• Written request: Without the pictures, repeat the listing character for character.

• Information shown:
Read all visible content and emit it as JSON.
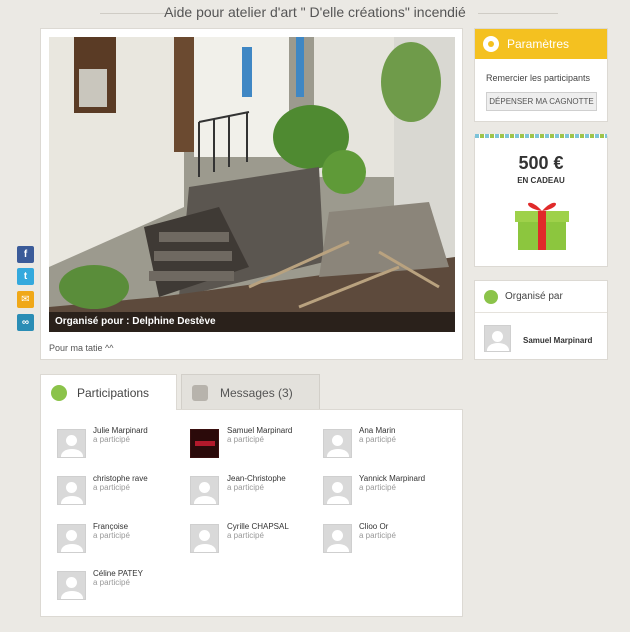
{
  "page": {
    "title": "Aide pour atelier d'art \" D'elle créations\" incendié"
  },
  "campaign": {
    "caption": "Organisé pour : Delphine Destève",
    "description": "Pour ma tatie ^^"
  },
  "share": {
    "facebook": "f",
    "twitter": "t",
    "email": "✉",
    "link": "∞"
  },
  "params": {
    "title": "Paramètres",
    "thanks_link": "Remercier les participants",
    "spend_button": "DÉPENSER MA CAGNOTTE"
  },
  "gift": {
    "amount": "500 €",
    "label": "EN CADEAU"
  },
  "organizer": {
    "title": "Organisé par",
    "name": "Samuel Marpinard"
  },
  "tabs": {
    "participations": "Participations",
    "messages": "Messages (3)"
  },
  "participants": [
    {
      "name": "Julie Marpinard",
      "status": "a participé"
    },
    {
      "name": "Samuel Marpinard",
      "status": "a participé"
    },
    {
      "name": "Ana Marin",
      "status": "a participé"
    },
    {
      "name": "christophe rave",
      "status": "a participé"
    },
    {
      "name": "Jean-Christophe",
      "status": "a participé"
    },
    {
      "name": "Yannick Marpinard",
      "status": "a participé"
    },
    {
      "name": "Françoise",
      "status": "a participé"
    },
    {
      "name": "Cyrille CHAPSAL",
      "status": "a participé"
    },
    {
      "name": "Clioo Or",
      "status": "a participé"
    },
    {
      "name": "Céline PATEY",
      "status": "a participé"
    }
  ],
  "colors": {
    "accent_yellow": "#f4c120",
    "accent_green": "#8bc34a",
    "facebook": "#3b5b99",
    "twitter": "#34a9dd"
  }
}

• Completed task:
Read all visible content and emit it as JSON.
{
  "page": {
    "title": "Aide pour atelier d'art \" D'elle créations\" incendié"
  },
  "campaign": {
    "caption": "Organisé pour : Delphine Destève",
    "description": "Pour ma tatie ^^"
  },
  "share": {
    "facebook": "f",
    "twitter": "t",
    "email": "✉",
    "link": "∞"
  },
  "params": {
    "title": "Paramètres",
    "thanks_link": "Remercier les participants",
    "spend_button": "DÉPENSER MA CAGNOTTE"
  },
  "gift": {
    "amount": "500 €",
    "label": "EN CADEAU"
  },
  "organizer": {
    "title": "Organisé par",
    "name": "Samuel Marpinard"
  },
  "tabs": {
    "participations": "Participations",
    "messages": "Messages (3)"
  },
  "participants": [
    {
      "name": "Julie Marpinard",
      "status": "a participé"
    },
    {
      "name": "Samuel Marpinard",
      "status": "a participé"
    },
    {
      "name": "Ana Marin",
      "status": "a participé"
    },
    {
      "name": "christophe rave",
      "status": "a participé"
    },
    {
      "name": "Jean-Christophe",
      "status": "a participé"
    },
    {
      "name": "Yannick Marpinard",
      "status": "a participé"
    },
    {
      "name": "Françoise",
      "status": "a participé"
    },
    {
      "name": "Cyrille CHAPSAL",
      "status": "a participé"
    },
    {
      "name": "Clioo Or",
      "status": "a participé"
    },
    {
      "name": "Céline PATEY",
      "status": "a participé"
    }
  ],
  "colors": {
    "accent_yellow": "#f4c120",
    "accent_green": "#8bc34a",
    "facebook": "#3b5b99",
    "twitter": "#34a9dd"
  }
}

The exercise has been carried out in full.